**LISTED RECORDS:**
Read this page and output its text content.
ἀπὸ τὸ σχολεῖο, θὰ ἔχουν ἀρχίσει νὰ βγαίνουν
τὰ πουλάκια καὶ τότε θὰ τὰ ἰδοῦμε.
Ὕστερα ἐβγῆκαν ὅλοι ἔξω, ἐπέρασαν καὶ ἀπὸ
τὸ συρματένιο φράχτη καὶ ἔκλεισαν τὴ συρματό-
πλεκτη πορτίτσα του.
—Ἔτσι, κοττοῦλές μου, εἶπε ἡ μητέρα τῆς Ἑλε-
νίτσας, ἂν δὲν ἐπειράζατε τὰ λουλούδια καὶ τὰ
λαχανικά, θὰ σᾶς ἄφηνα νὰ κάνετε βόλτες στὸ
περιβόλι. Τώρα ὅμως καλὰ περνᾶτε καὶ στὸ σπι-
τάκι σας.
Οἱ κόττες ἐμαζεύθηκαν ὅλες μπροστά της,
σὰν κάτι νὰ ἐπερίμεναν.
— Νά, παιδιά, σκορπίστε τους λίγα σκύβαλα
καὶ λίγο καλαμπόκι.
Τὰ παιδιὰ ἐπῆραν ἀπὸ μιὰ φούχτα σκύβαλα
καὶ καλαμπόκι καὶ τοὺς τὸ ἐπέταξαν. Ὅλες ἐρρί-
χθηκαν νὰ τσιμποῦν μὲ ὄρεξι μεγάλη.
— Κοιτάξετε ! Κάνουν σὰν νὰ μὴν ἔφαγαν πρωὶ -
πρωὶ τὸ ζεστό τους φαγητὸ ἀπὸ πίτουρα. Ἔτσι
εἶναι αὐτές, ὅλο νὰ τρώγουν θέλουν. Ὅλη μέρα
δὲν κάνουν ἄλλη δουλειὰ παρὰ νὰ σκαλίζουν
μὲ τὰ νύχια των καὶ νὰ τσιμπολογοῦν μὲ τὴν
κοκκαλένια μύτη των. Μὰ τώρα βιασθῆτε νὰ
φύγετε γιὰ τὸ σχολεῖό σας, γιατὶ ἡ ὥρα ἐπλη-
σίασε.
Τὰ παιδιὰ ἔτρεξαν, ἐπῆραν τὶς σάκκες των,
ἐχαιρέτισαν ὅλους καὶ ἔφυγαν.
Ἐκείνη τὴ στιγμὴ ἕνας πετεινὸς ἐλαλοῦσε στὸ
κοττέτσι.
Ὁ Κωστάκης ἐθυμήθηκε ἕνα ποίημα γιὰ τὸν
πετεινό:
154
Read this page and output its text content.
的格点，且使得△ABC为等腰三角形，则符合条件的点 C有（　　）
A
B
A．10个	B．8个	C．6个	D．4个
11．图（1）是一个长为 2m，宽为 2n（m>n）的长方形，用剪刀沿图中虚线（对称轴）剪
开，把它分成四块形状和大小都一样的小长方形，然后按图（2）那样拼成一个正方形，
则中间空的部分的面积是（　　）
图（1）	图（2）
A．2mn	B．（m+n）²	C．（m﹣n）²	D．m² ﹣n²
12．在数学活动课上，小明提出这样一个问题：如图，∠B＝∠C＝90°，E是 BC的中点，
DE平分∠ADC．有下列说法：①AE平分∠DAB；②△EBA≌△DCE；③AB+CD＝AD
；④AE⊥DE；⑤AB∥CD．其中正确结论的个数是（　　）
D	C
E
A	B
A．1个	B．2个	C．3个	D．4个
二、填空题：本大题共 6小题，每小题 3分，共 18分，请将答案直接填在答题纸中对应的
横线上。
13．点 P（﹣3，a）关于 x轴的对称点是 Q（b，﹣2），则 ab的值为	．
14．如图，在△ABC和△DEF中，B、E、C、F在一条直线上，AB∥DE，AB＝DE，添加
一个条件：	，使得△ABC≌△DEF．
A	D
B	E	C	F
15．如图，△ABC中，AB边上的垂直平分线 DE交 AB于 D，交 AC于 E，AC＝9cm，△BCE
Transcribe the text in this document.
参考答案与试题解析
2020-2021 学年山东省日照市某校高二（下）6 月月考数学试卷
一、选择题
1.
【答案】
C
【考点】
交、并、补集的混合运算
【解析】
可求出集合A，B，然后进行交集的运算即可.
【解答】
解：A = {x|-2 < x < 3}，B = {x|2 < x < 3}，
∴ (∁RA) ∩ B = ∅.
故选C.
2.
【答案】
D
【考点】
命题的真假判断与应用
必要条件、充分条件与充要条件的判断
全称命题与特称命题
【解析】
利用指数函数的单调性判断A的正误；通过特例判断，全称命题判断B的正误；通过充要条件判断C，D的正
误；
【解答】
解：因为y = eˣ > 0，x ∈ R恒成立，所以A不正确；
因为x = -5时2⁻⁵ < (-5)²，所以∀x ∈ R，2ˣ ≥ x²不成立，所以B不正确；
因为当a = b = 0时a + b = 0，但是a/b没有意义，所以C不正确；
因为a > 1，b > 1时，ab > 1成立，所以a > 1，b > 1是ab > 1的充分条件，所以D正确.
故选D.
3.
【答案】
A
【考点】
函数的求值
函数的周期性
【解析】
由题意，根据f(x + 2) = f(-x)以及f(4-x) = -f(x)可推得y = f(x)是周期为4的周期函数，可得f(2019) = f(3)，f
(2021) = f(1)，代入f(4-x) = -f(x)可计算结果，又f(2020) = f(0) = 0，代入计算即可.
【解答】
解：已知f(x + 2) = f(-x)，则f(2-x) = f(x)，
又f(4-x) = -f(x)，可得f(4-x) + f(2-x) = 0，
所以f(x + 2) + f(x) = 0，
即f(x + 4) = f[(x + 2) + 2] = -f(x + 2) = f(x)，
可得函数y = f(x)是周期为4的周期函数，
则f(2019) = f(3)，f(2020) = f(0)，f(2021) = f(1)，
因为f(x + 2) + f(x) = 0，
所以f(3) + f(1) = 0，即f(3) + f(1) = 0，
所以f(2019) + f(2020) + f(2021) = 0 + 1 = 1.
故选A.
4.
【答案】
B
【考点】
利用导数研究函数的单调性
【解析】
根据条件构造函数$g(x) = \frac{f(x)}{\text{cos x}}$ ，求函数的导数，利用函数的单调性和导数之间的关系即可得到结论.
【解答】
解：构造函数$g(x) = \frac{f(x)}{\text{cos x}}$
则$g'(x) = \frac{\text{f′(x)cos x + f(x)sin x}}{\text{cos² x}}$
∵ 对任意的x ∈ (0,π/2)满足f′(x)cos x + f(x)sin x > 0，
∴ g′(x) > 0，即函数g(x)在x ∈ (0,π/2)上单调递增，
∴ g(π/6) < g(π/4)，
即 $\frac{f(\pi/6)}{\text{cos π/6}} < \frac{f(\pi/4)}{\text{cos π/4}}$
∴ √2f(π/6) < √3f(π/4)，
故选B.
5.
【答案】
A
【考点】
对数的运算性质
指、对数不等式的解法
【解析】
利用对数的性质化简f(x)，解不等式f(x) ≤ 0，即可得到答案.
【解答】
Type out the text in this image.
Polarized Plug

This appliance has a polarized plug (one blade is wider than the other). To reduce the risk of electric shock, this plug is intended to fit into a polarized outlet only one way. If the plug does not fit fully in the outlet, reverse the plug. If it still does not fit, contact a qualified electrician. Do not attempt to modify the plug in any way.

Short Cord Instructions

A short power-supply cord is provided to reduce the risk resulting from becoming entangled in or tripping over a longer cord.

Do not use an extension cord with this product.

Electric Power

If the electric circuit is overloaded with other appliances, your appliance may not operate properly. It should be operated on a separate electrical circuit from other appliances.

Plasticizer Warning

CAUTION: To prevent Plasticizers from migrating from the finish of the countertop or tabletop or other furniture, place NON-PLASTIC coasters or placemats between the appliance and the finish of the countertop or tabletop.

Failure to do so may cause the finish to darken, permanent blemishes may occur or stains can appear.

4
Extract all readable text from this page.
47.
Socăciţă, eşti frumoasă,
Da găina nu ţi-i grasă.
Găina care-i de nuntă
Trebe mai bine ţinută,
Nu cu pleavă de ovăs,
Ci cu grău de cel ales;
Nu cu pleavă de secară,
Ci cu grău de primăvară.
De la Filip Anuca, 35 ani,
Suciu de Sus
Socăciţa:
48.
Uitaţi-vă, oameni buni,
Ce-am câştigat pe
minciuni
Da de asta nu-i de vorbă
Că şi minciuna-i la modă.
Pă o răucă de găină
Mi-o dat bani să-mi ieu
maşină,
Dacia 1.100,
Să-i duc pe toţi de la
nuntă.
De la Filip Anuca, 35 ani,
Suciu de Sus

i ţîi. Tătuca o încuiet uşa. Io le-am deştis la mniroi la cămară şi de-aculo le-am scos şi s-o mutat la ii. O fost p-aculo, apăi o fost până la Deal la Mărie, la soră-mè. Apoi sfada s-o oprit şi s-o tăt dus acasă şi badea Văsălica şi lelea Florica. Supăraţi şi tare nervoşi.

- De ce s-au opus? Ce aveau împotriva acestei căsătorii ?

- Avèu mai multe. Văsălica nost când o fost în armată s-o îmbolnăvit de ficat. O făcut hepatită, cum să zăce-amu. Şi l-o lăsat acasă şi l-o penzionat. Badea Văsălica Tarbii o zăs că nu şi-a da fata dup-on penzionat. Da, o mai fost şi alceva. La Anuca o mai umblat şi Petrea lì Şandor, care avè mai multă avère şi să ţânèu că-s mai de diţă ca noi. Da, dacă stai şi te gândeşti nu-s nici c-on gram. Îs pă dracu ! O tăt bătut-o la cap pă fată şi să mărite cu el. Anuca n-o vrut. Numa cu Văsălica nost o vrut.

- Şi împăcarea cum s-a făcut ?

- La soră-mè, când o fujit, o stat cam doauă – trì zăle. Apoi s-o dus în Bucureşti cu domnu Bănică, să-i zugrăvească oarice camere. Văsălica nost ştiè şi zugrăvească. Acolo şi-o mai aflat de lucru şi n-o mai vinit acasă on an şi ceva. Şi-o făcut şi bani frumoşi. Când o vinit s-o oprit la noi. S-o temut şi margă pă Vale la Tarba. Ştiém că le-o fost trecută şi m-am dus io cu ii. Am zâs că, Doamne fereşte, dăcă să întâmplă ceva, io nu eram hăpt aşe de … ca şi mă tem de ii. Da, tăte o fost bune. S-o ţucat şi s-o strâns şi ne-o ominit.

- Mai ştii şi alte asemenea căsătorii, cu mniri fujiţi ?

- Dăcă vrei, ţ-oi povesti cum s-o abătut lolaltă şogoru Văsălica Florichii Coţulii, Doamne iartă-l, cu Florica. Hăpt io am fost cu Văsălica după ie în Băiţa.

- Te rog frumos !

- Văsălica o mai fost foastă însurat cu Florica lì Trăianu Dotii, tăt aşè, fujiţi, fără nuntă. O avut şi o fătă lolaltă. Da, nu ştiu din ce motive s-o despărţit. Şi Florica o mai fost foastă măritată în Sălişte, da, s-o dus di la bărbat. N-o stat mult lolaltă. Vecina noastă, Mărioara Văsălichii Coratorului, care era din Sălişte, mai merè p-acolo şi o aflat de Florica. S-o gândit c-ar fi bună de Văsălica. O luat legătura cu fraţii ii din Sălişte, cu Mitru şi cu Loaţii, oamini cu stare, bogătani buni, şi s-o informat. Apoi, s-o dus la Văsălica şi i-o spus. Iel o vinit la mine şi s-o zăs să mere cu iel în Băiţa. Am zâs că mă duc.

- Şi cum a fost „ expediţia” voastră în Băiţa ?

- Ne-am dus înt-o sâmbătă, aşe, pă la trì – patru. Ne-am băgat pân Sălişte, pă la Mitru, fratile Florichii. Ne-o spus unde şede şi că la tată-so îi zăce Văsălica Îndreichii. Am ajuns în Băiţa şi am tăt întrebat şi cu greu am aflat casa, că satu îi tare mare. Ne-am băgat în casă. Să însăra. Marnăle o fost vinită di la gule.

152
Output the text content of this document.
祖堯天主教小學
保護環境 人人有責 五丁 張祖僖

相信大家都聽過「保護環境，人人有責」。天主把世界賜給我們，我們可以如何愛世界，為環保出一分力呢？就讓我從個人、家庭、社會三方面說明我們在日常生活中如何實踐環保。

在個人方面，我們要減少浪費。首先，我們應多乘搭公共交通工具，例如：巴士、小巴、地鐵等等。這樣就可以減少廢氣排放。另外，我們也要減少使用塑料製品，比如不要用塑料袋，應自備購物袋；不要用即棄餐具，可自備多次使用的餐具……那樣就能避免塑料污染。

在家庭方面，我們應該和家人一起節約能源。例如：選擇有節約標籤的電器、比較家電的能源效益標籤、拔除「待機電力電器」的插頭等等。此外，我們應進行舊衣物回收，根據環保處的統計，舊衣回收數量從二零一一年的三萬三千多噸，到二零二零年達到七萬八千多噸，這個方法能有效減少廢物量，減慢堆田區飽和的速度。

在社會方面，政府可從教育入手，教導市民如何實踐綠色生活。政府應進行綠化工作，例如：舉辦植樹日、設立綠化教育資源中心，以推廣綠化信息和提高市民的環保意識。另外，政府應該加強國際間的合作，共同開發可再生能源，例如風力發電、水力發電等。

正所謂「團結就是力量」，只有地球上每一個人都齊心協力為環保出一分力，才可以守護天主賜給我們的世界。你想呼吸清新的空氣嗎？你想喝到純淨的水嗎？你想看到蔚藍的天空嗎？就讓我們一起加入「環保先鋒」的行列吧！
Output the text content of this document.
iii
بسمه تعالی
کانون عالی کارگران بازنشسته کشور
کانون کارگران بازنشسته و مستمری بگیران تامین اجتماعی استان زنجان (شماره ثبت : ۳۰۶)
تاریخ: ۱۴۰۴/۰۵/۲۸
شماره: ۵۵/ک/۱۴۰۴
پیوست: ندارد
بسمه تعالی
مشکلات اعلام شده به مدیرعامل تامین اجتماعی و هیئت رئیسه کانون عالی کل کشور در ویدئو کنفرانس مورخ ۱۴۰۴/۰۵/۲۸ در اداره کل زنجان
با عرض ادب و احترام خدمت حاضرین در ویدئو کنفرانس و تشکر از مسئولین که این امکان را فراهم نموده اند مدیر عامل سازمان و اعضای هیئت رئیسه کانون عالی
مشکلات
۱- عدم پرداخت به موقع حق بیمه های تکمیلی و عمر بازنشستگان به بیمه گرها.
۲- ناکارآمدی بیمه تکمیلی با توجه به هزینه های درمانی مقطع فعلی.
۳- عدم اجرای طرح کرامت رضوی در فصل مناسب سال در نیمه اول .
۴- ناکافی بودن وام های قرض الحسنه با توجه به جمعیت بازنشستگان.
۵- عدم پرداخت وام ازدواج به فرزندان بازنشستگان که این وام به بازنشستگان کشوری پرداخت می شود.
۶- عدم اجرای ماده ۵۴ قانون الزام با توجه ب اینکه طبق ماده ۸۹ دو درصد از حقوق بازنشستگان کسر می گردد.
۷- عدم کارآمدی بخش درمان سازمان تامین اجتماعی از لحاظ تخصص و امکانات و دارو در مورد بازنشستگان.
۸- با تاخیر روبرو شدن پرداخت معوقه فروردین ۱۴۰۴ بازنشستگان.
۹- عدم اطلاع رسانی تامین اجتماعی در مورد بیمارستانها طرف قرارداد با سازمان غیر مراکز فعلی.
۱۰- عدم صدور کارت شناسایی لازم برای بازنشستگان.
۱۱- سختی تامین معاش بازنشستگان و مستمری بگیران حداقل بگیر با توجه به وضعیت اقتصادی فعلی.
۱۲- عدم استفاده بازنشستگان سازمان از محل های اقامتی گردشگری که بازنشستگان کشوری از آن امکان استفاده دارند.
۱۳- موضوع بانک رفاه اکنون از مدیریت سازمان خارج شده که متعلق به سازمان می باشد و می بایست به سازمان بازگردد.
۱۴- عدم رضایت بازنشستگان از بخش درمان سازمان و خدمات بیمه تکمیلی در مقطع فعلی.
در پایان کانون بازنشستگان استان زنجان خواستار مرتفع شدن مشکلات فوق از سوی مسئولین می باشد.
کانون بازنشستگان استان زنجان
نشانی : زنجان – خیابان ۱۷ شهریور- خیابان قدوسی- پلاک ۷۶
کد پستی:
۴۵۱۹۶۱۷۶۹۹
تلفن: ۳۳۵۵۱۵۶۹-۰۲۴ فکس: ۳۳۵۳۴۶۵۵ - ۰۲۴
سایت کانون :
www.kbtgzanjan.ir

**REQUIREMENTS:**
Check every line of the listing for the string "frac" and report how many lines have it, as a number alone.

**RIGHT ANSWER:**
4